## WHAT IS ASKED
Pick out and copy every line below that has the word "Midlands".

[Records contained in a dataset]
'''

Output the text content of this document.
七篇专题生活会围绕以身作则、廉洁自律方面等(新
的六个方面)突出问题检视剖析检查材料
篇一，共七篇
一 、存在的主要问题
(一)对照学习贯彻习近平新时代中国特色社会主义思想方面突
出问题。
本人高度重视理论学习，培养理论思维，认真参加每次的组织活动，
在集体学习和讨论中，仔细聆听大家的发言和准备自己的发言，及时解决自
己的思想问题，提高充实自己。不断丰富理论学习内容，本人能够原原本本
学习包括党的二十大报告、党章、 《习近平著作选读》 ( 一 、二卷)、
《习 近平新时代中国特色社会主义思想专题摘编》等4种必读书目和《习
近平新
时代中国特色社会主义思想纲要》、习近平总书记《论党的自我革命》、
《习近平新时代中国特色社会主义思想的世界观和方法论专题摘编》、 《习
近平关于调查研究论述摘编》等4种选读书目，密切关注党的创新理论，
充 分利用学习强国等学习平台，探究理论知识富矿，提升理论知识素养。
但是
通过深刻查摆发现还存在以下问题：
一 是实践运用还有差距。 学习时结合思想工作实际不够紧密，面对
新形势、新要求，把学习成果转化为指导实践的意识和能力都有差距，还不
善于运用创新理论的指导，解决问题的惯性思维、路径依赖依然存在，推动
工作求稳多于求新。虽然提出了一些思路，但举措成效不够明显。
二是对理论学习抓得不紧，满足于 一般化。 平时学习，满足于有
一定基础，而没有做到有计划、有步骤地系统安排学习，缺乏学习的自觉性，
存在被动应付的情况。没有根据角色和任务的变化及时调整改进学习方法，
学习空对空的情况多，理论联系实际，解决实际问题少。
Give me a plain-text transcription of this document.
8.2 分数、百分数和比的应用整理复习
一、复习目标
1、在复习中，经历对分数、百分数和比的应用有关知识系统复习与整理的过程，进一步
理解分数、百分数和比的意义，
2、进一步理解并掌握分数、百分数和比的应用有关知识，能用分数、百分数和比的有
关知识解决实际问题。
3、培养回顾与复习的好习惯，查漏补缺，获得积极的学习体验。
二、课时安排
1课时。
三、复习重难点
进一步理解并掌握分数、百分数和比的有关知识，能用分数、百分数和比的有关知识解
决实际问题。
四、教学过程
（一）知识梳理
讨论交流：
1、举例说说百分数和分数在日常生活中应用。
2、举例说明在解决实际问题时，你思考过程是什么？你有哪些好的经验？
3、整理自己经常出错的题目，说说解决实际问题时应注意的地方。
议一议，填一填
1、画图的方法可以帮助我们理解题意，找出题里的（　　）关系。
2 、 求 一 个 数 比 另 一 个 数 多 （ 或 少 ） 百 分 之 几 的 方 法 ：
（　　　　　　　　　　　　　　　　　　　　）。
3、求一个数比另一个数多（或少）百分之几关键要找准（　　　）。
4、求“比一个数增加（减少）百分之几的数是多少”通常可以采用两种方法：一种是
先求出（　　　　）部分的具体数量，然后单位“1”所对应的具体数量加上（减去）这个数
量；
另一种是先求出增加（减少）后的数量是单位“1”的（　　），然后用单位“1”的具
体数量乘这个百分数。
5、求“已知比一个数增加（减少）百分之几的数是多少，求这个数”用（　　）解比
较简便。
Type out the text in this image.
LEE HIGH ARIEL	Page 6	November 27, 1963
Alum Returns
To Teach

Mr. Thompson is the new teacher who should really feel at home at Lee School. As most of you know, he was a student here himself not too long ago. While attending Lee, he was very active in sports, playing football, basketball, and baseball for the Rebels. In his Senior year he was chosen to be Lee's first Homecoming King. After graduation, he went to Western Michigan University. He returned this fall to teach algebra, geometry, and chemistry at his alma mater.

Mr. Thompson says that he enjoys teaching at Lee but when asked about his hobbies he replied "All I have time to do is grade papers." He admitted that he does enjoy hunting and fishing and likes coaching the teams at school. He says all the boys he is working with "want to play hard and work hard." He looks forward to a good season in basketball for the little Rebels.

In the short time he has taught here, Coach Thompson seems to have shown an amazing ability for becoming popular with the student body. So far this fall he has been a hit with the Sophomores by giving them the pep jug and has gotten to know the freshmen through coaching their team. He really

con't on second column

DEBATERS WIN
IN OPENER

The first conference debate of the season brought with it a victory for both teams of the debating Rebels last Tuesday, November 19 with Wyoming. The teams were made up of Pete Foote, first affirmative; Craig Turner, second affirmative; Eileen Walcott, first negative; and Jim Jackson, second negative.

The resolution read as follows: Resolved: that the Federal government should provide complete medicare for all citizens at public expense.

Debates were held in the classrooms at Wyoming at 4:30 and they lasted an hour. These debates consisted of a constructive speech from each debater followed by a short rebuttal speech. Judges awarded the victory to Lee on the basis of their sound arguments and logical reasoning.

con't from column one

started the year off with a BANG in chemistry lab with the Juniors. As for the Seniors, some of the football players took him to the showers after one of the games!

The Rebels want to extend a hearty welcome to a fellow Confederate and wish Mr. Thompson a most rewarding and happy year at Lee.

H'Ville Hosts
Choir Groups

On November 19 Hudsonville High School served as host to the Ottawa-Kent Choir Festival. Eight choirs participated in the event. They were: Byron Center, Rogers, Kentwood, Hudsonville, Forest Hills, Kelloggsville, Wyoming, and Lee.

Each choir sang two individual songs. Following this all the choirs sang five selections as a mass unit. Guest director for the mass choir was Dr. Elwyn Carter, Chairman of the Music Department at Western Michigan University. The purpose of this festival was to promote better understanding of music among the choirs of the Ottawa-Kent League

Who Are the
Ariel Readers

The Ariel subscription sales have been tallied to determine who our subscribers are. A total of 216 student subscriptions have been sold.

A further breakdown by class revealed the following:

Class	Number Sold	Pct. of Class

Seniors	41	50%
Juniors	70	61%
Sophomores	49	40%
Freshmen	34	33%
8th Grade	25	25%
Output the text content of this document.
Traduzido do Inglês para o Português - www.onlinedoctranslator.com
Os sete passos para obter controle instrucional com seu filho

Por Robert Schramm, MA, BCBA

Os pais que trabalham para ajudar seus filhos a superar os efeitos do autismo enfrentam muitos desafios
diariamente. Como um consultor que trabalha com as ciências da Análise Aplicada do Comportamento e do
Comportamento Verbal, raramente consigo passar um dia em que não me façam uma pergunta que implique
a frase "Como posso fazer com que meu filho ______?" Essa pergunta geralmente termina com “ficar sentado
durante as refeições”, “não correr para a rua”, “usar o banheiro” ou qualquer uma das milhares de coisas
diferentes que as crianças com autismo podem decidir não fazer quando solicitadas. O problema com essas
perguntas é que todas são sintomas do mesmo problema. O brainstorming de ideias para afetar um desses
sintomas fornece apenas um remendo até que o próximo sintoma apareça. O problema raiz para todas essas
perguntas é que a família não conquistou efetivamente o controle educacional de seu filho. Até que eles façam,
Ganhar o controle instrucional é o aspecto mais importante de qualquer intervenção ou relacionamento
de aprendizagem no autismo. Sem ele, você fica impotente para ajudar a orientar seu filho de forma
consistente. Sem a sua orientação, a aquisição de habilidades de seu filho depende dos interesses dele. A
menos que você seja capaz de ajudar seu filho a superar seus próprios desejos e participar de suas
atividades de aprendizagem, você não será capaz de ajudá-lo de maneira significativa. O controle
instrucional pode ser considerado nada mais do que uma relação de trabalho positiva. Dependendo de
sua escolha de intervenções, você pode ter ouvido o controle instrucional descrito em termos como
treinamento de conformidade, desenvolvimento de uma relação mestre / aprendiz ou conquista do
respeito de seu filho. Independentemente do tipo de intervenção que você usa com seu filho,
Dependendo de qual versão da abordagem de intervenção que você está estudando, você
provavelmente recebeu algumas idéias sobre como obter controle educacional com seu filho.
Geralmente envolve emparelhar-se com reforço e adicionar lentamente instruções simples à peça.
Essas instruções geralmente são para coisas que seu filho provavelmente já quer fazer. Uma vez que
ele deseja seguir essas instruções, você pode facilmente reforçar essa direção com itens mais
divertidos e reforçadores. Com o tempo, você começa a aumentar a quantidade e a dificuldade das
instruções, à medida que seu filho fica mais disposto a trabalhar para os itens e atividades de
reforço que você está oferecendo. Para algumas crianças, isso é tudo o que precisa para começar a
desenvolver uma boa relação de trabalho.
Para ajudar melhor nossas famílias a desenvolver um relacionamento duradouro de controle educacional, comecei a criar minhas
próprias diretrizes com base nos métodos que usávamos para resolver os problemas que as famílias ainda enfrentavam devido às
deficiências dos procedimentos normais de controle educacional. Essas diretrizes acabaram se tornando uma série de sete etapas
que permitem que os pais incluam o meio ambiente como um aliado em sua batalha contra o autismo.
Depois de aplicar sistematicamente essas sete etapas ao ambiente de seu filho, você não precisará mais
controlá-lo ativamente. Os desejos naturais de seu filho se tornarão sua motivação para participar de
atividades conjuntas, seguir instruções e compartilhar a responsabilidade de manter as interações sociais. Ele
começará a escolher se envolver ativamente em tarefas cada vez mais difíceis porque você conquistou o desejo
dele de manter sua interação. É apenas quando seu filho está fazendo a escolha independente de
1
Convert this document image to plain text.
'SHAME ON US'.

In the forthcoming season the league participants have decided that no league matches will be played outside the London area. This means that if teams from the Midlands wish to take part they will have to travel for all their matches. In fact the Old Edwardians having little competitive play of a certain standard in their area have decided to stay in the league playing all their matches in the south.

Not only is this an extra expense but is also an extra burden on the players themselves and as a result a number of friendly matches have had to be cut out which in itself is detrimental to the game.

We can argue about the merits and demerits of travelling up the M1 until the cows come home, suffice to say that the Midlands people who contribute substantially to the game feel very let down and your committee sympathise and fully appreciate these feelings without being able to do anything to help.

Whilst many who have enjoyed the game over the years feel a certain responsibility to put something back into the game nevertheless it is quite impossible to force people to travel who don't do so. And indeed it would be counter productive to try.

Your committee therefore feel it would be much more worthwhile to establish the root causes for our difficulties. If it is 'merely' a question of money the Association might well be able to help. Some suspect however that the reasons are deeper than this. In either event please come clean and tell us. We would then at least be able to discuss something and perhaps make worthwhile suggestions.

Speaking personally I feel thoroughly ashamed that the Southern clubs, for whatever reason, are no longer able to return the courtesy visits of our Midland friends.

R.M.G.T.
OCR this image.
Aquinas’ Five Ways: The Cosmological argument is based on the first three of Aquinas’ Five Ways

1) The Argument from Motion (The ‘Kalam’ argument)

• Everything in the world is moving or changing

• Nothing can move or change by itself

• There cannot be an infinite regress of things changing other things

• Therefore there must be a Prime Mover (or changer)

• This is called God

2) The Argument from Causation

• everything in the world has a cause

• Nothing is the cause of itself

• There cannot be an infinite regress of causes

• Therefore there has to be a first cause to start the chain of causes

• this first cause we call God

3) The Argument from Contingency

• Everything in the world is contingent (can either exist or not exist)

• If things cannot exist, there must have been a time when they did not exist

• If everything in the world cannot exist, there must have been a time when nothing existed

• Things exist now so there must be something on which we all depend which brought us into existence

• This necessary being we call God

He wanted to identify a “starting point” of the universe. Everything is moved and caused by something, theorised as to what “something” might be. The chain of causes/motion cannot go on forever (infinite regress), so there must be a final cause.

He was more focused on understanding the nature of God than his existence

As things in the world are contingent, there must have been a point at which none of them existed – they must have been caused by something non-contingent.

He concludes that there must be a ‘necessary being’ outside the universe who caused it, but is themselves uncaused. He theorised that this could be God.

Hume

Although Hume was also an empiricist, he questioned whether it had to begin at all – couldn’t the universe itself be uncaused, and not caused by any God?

'''

## SOLUTION BELOW
In the forthcoming season the league participants have decided that no league matches will be played outside the London area. This means that if teams from the Midlands wish to take part they will have to travel for all their matches. In fact the Old Edwardians having little competitive play of a certain standard in their area have decided to stay in the league playing all their matches in the south.
We can argue about the merits and demerits of travelling up the M1 until the cows come home, suffice to say that the Midlands people who contribute substantially to the game feel very let down and your committee sympathise and fully appreciate these feelings without being able to do anything to help.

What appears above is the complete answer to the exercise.